Check each line of the records below and collect those holding "from".
== Data for the task
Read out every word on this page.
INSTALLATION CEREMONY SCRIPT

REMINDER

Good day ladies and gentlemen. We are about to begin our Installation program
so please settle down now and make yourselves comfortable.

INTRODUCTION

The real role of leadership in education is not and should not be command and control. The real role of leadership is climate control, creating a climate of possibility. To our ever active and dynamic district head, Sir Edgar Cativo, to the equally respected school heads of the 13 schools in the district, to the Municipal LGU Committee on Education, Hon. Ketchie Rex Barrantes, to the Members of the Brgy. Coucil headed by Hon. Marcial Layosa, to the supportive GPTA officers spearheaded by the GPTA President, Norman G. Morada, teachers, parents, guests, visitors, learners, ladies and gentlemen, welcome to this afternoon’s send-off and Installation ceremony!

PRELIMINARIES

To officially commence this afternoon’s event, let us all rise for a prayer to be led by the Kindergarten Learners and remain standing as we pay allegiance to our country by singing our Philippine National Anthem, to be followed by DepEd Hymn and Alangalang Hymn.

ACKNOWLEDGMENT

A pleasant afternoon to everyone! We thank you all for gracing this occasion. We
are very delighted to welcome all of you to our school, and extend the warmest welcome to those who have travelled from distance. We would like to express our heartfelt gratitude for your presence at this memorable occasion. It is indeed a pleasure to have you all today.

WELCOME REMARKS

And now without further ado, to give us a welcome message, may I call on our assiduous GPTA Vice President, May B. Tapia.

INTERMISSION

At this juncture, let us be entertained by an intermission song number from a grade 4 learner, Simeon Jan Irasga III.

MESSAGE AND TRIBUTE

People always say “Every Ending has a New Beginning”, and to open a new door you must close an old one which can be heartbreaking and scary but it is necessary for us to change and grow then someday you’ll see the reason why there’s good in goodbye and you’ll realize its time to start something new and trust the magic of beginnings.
====
Reply to the task:
are very delighted to welcome all of you to our school, and extend the warmest welcome to those who have travelled from distance. We would like to express our heartfelt gratitude for your presence at this memorable occasion. It is indeed a pleasure to have you all today.
At this juncture, let us be entertained by an intermission song number from a grade 4 learner, Simeon Jan Irasga III.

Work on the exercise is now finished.